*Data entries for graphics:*
======

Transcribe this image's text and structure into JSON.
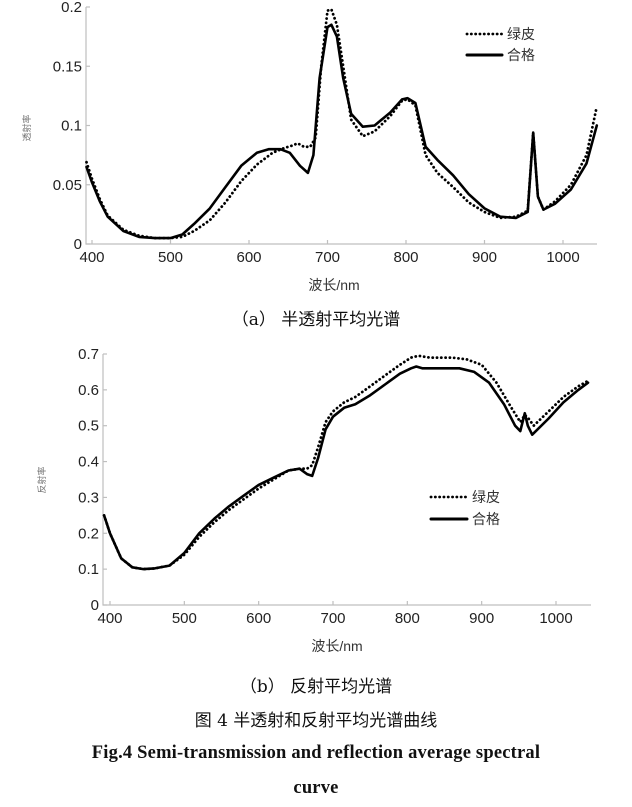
{
  "figure": {
    "caption_cn": "图 4  半透射和反射平均光谱曲线",
    "caption_en_line1": "Fig.4  Semi-transmission  and  reflection  average  spectral",
    "caption_en_line2": "curve"
  },
  "chart_data": [
    {
      "id": "a",
      "type": "line",
      "title": "（a）  半透射平均光谱",
      "xlabel": "波长/nm",
      "ylabel": "透射率",
      "xlim": [
        393,
        1043
      ],
      "ylim": [
        0,
        0.2
      ],
      "xticks": [
        400,
        500,
        600,
        700,
        800,
        900,
        1000
      ],
      "yticks": [
        0,
        0.05,
        0.1,
        0.15,
        0.2
      ],
      "ytick_labels": [
        "0",
        "0.05",
        "0.1",
        "0.15",
        "0.2"
      ],
      "grid": false,
      "legend_position": "upper right",
      "series": [
        {
          "name": "绿皮",
          "style": "dotted",
          "x": [
            393,
            400,
            410,
            420,
            440,
            460,
            480,
            500,
            515,
            530,
            550,
            570,
            590,
            610,
            630,
            645,
            655,
            662,
            670,
            678,
            685,
            692,
            700,
            705,
            712,
            720,
            730,
            745,
            760,
            780,
            795,
            802,
            812,
            825,
            840,
            860,
            880,
            900,
            920,
            940,
            955,
            962,
            968,
            975,
            990,
            1010,
            1030,
            1043
          ],
          "y": [
            0.069,
            0.055,
            0.038,
            0.024,
            0.012,
            0.007,
            0.005,
            0.005,
            0.006,
            0.011,
            0.02,
            0.035,
            0.053,
            0.067,
            0.077,
            0.081,
            0.083,
            0.085,
            0.082,
            0.082,
            0.09,
            0.15,
            0.197,
            0.198,
            0.185,
            0.15,
            0.105,
            0.091,
            0.095,
            0.108,
            0.121,
            0.122,
            0.117,
            0.075,
            0.06,
            0.048,
            0.035,
            0.027,
            0.022,
            0.023,
            0.028,
            0.094,
            0.04,
            0.029,
            0.036,
            0.05,
            0.075,
            0.116
          ]
        },
        {
          "name": "合格",
          "style": "solid",
          "x": [
            393,
            400,
            410,
            420,
            440,
            460,
            480,
            500,
            515,
            530,
            550,
            570,
            590,
            610,
            625,
            640,
            652,
            665,
            675,
            682,
            690,
            700,
            705,
            712,
            720,
            730,
            745,
            760,
            780,
            795,
            802,
            812,
            825,
            840,
            860,
            880,
            900,
            920,
            940,
            955,
            962,
            968,
            975,
            990,
            1010,
            1030,
            1043
          ],
          "y": [
            0.065,
            0.052,
            0.036,
            0.023,
            0.011,
            0.006,
            0.005,
            0.005,
            0.008,
            0.017,
            0.03,
            0.048,
            0.066,
            0.077,
            0.08,
            0.08,
            0.077,
            0.066,
            0.06,
            0.075,
            0.14,
            0.183,
            0.185,
            0.175,
            0.14,
            0.11,
            0.099,
            0.1,
            0.111,
            0.122,
            0.123,
            0.119,
            0.082,
            0.071,
            0.058,
            0.042,
            0.03,
            0.023,
            0.022,
            0.027,
            0.094,
            0.04,
            0.029,
            0.034,
            0.046,
            0.068,
            0.1
          ]
        }
      ]
    },
    {
      "id": "b",
      "type": "line",
      "title": "（b）  反射平均光谱",
      "xlabel": "波长/nm",
      "ylabel": "反射率",
      "xlim": [
        390,
        1043
      ],
      "ylim": [
        0,
        0.7
      ],
      "xticks": [
        400,
        500,
        600,
        700,
        800,
        900,
        1000
      ],
      "yticks": [
        0,
        0.1,
        0.2,
        0.3,
        0.4,
        0.5,
        0.6,
        0.7
      ],
      "ytick_labels": [
        "0",
        "0.1",
        "0.2",
        "0.3",
        "0.4",
        "0.5",
        "0.6",
        "0.7"
      ],
      "grid": false,
      "legend_position": "center right",
      "series": [
        {
          "name": "绿皮",
          "style": "dotted",
          "x": [
            392,
            400,
            415,
            430,
            445,
            460,
            480,
            500,
            520,
            540,
            560,
            580,
            600,
            620,
            640,
            655,
            665,
            672,
            680,
            690,
            700,
            715,
            730,
            750,
            770,
            790,
            805,
            815,
            830,
            860,
            880,
            900,
            920,
            940,
            952,
            958,
            963,
            970,
            990,
            1010,
            1030,
            1043
          ],
          "y": [
            0.25,
            0.2,
            0.13,
            0.105,
            0.1,
            0.102,
            0.11,
            0.14,
            0.19,
            0.23,
            0.265,
            0.295,
            0.325,
            0.35,
            0.375,
            0.38,
            0.38,
            0.39,
            0.44,
            0.51,
            0.54,
            0.565,
            0.58,
            0.61,
            0.64,
            0.67,
            0.69,
            0.695,
            0.69,
            0.69,
            0.685,
            0.67,
            0.62,
            0.55,
            0.51,
            0.53,
            0.52,
            0.5,
            0.54,
            0.58,
            0.61,
            0.625
          ]
        },
        {
          "name": "合格",
          "style": "solid",
          "x": [
            392,
            400,
            415,
            430,
            445,
            460,
            480,
            500,
            520,
            540,
            560,
            580,
            600,
            620,
            640,
            655,
            665,
            672,
            680,
            690,
            700,
            715,
            730,
            750,
            770,
            790,
            805,
            812,
            820,
            840,
            870,
            890,
            910,
            930,
            945,
            952,
            958,
            962,
            968,
            990,
            1010,
            1030,
            1043
          ],
          "y": [
            0.25,
            0.2,
            0.13,
            0.105,
            0.1,
            0.102,
            0.11,
            0.145,
            0.2,
            0.24,
            0.275,
            0.305,
            0.335,
            0.355,
            0.375,
            0.38,
            0.365,
            0.36,
            0.41,
            0.49,
            0.525,
            0.55,
            0.56,
            0.585,
            0.615,
            0.645,
            0.66,
            0.665,
            0.66,
            0.66,
            0.66,
            0.65,
            0.62,
            0.56,
            0.5,
            0.485,
            0.535,
            0.5,
            0.475,
            0.52,
            0.565,
            0.6,
            0.62
          ]
        }
      ]
    }
  ]
}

======

*GIVEN INSTRUCTION:* Every record above must be given again exactly; drop the pictures.

*WRITTEN ANSWER:*
Transcribe this image's text and structure into JSON.
{
  "figure": {
    "caption_cn": "图 4  半透射和反射平均光谱曲线",
    "caption_en_line1": "Fig.4  Semi-transmission  and  reflection  average  spectral",
    "caption_en_line2": "curve"
  },
  "chart_data": [
    {
      "id": "a",
      "type": "line",
      "title": "（a）  半透射平均光谱",
      "xlabel": "波长/nm",
      "ylabel": "透射率",
      "xlim": [
        393,
        1043
      ],
      "ylim": [
        0,
        0.2
      ],
      "xticks": [
        400,
        500,
        600,
        700,
        800,
        900,
        1000
      ],
      "yticks": [
        0,
        0.05,
        0.1,
        0.15,
        0.2
      ],
      "ytick_labels": [
        "0",
        "0.05",
        "0.1",
        "0.15",
        "0.2"
      ],
      "grid": false,
      "legend_position": "upper right",
      "series": [
        {
          "name": "绿皮",
          "style": "dotted",
          "x": [
            393,
            400,
            410,
            420,
            440,
            460,
            480,
            500,
            515,
            530,
            550,
            570,
            590,
            610,
            630,
            645,
            655,
            662,
            670,
            678,
            685,
            692,
            700,
            705,
            712,
            720,
            730,
            745,
            760,
            780,
            795,
            802,
            812,
            825,
            840,
            860,
            880,
            900,
            920,
            940,
            955,
            962,
            968,
            975,
            990,
            1010,
            1030,
            1043
          ],
          "y": [
            0.069,
            0.055,
            0.038,
            0.024,
            0.012,
            0.007,
            0.005,
            0.005,
            0.006,
            0.011,
            0.02,
            0.035,
            0.053,
            0.067,
            0.077,
            0.081,
            0.083,
            0.085,
            0.082,
            0.082,
            0.09,
            0.15,
            0.197,
            0.198,
            0.185,
            0.15,
            0.105,
            0.091,
            0.095,
            0.108,
            0.121,
            0.122,
            0.117,
            0.075,
            0.06,
            0.048,
            0.035,
            0.027,
            0.022,
            0.023,
            0.028,
            0.094,
            0.04,
            0.029,
            0.036,
            0.05,
            0.075,
            0.116
          ]
        },
        {
          "name": "合格",
          "style": "solid",
          "x": [
            393,
            400,
            410,
            420,
            440,
            460,
            480,
            500,
            515,
            530,
            550,
            570,
            590,
            610,
            625,
            640,
            652,
            665,
            675,
            682,
            690,
            700,
            705,
            712,
            720,
            730,
            745,
            760,
            780,
            795,
            802,
            812,
            825,
            840,
            860,
            880,
            900,
            920,
            940,
            955,
            962,
            968,
            975,
            990,
            1010,
            1030,
            1043
          ],
          "y": [
            0.065,
            0.052,
            0.036,
            0.023,
            0.011,
            0.006,
            0.005,
            0.005,
            0.008,
            0.017,
            0.03,
            0.048,
            0.066,
            0.077,
            0.08,
            0.08,
            0.077,
            0.066,
            0.06,
            0.075,
            0.14,
            0.183,
            0.185,
            0.175,
            0.14,
            0.11,
            0.099,
            0.1,
            0.111,
            0.122,
            0.123,
            0.119,
            0.082,
            0.071,
            0.058,
            0.042,
            0.03,
            0.023,
            0.022,
            0.027,
            0.094,
            0.04,
            0.029,
            0.034,
            0.046,
            0.068,
            0.1
          ]
        }
      ]
    },
    {
      "id": "b",
      "type": "line",
      "title": "（b）  反射平均光谱",
      "xlabel": "波长/nm",
      "ylabel": "反射率",
      "xlim": [
        390,
        1043
      ],
      "ylim": [
        0,
        0.7
      ],
      "xticks": [
        400,
        500,
        600,
        700,
        800,
        900,
        1000
      ],
      "yticks": [
        0,
        0.1,
        0.2,
        0.3,
        0.4,
        0.5,
        0.6,
        0.7
      ],
      "ytick_labels": [
        "0",
        "0.1",
        "0.2",
        "0.3",
        "0.4",
        "0.5",
        "0.6",
        "0.7"
      ],
      "grid": false,
      "legend_position": "center right",
      "series": [
        {
          "name": "绿皮",
          "style": "dotted",
          "x": [
            392,
            400,
            415,
            430,
            445,
            460,
            480,
            500,
            520,
            540,
            560,
            580,
            600,
            620,
            640,
            655,
            665,
            672,
            680,
            690,
            700,
            715,
            730,
            750,
            770,
            790,
            805,
            815,
            830,
            860,
            880,
            900,
            920,
            940,
            952,
            958,
            963,
            970,
            990,
            1010,
            1030,
            1043
          ],
          "y": [
            0.25,
            0.2,
            0.13,
            0.105,
            0.1,
            0.102,
            0.11,
            0.14,
            0.19,
            0.23,
            0.265,
            0.295,
            0.325,
            0.35,
            0.375,
            0.38,
            0.38,
            0.39,
            0.44,
            0.51,
            0.54,
            0.565,
            0.58,
            0.61,
            0.64,
            0.67,
            0.69,
            0.695,
            0.69,
            0.69,
            0.685,
            0.67,
            0.62,
            0.55,
            0.51,
            0.53,
            0.52,
            0.5,
            0.54,
            0.58,
            0.61,
            0.625
          ]
        },
        {
          "name": "合格",
          "style": "solid",
          "x": [
            392,
            400,
            415,
            430,
            445,
            460,
            480,
            500,
            520,
            540,
            560,
            580,
            600,
            620,
            640,
            655,
            665,
            672,
            680,
            690,
            700,
            715,
            730,
            750,
            770,
            790,
            805,
            812,
            820,
            840,
            870,
            890,
            910,
            930,
            945,
            952,
            958,
            962,
            968,
            990,
            1010,
            1030,
            1043
          ],
          "y": [
            0.25,
            0.2,
            0.13,
            0.105,
            0.1,
            0.102,
            0.11,
            0.145,
            0.2,
            0.24,
            0.275,
            0.305,
            0.335,
            0.355,
            0.375,
            0.38,
            0.365,
            0.36,
            0.41,
            0.49,
            0.525,
            0.55,
            0.56,
            0.585,
            0.615,
            0.645,
            0.66,
            0.665,
            0.66,
            0.66,
            0.66,
            0.65,
            0.62,
            0.56,
            0.5,
            0.485,
            0.535,
            0.5,
            0.475,
            0.52,
            0.565,
            0.6,
            0.62
          ]
        }
      ]
    }
  ]
}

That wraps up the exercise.